▶ **GIVEN PROBLEM**
Return the listing below exactly, with the pictures dropped.

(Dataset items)
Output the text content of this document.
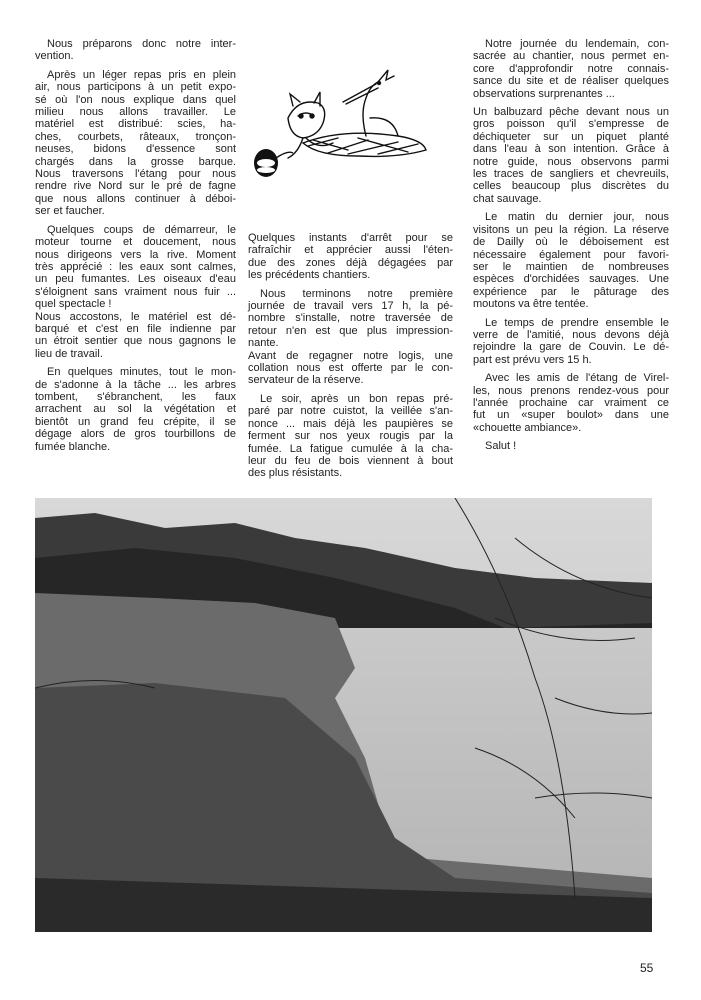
Nous préparons donc notre inter-
vention.
Après un léger repas pris en plein
air, nous participons à un petit expo-
sé où l'on nous explique dans quel
milieu nous allons travailler. Le
matériel est distribué: scies, ha-
ches, courbets, râteaux, tronçon-
neuses, bidons d'essence sont
chargés dans la grosse barque.
Nous traversons l'étang pour nous
rendre rive Nord sur le pré de fagne
que nous allons continuer à déboi-
ser et faucher.
Quelques coups de démarreur, le
moteur tourne et doucement, nous
nous dirigeons vers la rive. Moment
très apprécié : les eaux sont calmes,
un peu fumantes. Les oiseaux d'eau
s'éloignent sans vraiment nous fuir ...
quel spectacle !
Nous accostons, le matériel est dé-
barqué et c'est en file indienne par
un étroit sentier que nous gagnons le
lieu de travail.
En quelques minutes, tout le mon-
de s'adonne à la tâche ... les arbres
tombent, s'ébranchent, les faux
arrachent au sol la végétation et
bientôt un grand feu crépite, il se
dégage alors de gros tourbillons de
fumée blanche.
Quelques instants d'arrêt pour se
rafraîchir et apprécier aussi l'éten-
due des zones déjà dégagées par
les précédents chantiers.
Nous terminons notre première
journée de travail vers 17 h, la pé-
nombre s'installe, notre traversée de
retour n'en est que plus impression-
nante.
Avant de regagner notre logis, une
collation nous est offerte par le con-
servateur de la réserve.
Le soir, après un bon repas pré-
paré par notre cuistot, la veillée s'an-
nonce ... mais déjà les paupières se
ferment sur nos yeux rougis par la
fumée. La fatigue cumulée à la cha-
leur du feu de bois viennent à bout
des plus résistants.
Notre journée du lendemain, con-
sacrée au chantier, nous permet en-
core d'approfondir notre connais-
sance du site et de réaliser quelques
observations surprenantes ...
Un balbuzard pêche devant nous un
gros poisson qu'il s'empresse de
déchiqueter sur un piquet planté
dans l'eau à son intention. Grâce à
notre guide, nous observons parmi
les traces de sangliers et chevreuils,
celles beaucoup plus discrètes du
chat sauvage.
Le matin du dernier jour, nous
visitons un peu la région. La réserve
de Dailly où le déboisement est
nécessaire également pour favori-
ser le maintien de nombreuses
espèces d'orchidées sauvages. Une
expérience par le pâturage des
moutons va être tentée.
Le temps de prendre ensemble le
verre de l'amitié, nous devons déjà
rejoindre la gare de Couvin. Le dé-
part est prévu vers 15 h.
Avec les amis de l'étang de Virel-
les, nous prenons rendez-vous pour
l'année prochaine car vraiment ce
fut un «super boulot» dans une
«chouette ambiance».
Salut !
55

▶ **ANSWER IN FULL**
Output the text content of this document.
Nous préparons donc notre inter-
vention.
Après un léger repas pris en plein
air, nous participons à un petit expo-
sé où l'on nous explique dans quel
milieu nous allons travailler. Le
matériel est distribué: scies, ha-
ches, courbets, râteaux, tronçon-
neuses, bidons d'essence sont
chargés dans la grosse barque.
Nous traversons l'étang pour nous
rendre rive Nord sur le pré de fagne
que nous allons continuer à déboi-
ser et faucher.
Quelques coups de démarreur, le
moteur tourne et doucement, nous
nous dirigeons vers la rive. Moment
très apprécié : les eaux sont calmes,
un peu fumantes. Les oiseaux d'eau
s'éloignent sans vraiment nous fuir ...
quel spectacle !
Nous accostons, le matériel est dé-
barqué et c'est en file indienne par
un étroit sentier que nous gagnons le
lieu de travail.
En quelques minutes, tout le mon-
de s'adonne à la tâche ... les arbres
tombent, s'ébranchent, les faux
arrachent au sol la végétation et
bientôt un grand feu crépite, il se
dégage alors de gros tourbillons de
fumée blanche.
Quelques instants d'arrêt pour se
rafraîchir et apprécier aussi l'éten-
due des zones déjà dégagées par
les précédents chantiers.
Nous terminons notre première
journée de travail vers 17 h, la pé-
nombre s'installe, notre traversée de
retour n'en est que plus impression-
nante.
Avant de regagner notre logis, une
collation nous est offerte par le con-
servateur de la réserve.
Le soir, après un bon repas pré-
paré par notre cuistot, la veillée s'an-
nonce ... mais déjà les paupières se
ferment sur nos yeux rougis par la
fumée. La fatigue cumulée à la cha-
leur du feu de bois viennent à bout
des plus résistants.
Notre journée du lendemain, con-
sacrée au chantier, nous permet en-
core d'approfondir notre connais-
sance du site et de réaliser quelques
observations surprenantes ...
Un balbuzard pêche devant nous un
gros poisson qu'il s'empresse de
déchiqueter sur un piquet planté
dans l'eau à son intention. Grâce à
notre guide, nous observons parmi
les traces de sangliers et chevreuils,
celles beaucoup plus discrètes du
chat sauvage.
Le matin du dernier jour, nous
visitons un peu la région. La réserve
de Dailly où le déboisement est
nécessaire également pour favori-
ser le maintien de nombreuses
espèces d'orchidées sauvages. Une
expérience par le pâturage des
moutons va être tentée.
Le temps de prendre ensemble le
verre de l'amitié, nous devons déjà
rejoindre la gare de Couvin. Le dé-
part est prévu vers 15 h.
Avec les amis de l'étang de Virel-
les, nous prenons rendez-vous pour
l'année prochaine car vraiment ce
fut un «super boulot» dans une
«chouette ambiance».
Salut !
55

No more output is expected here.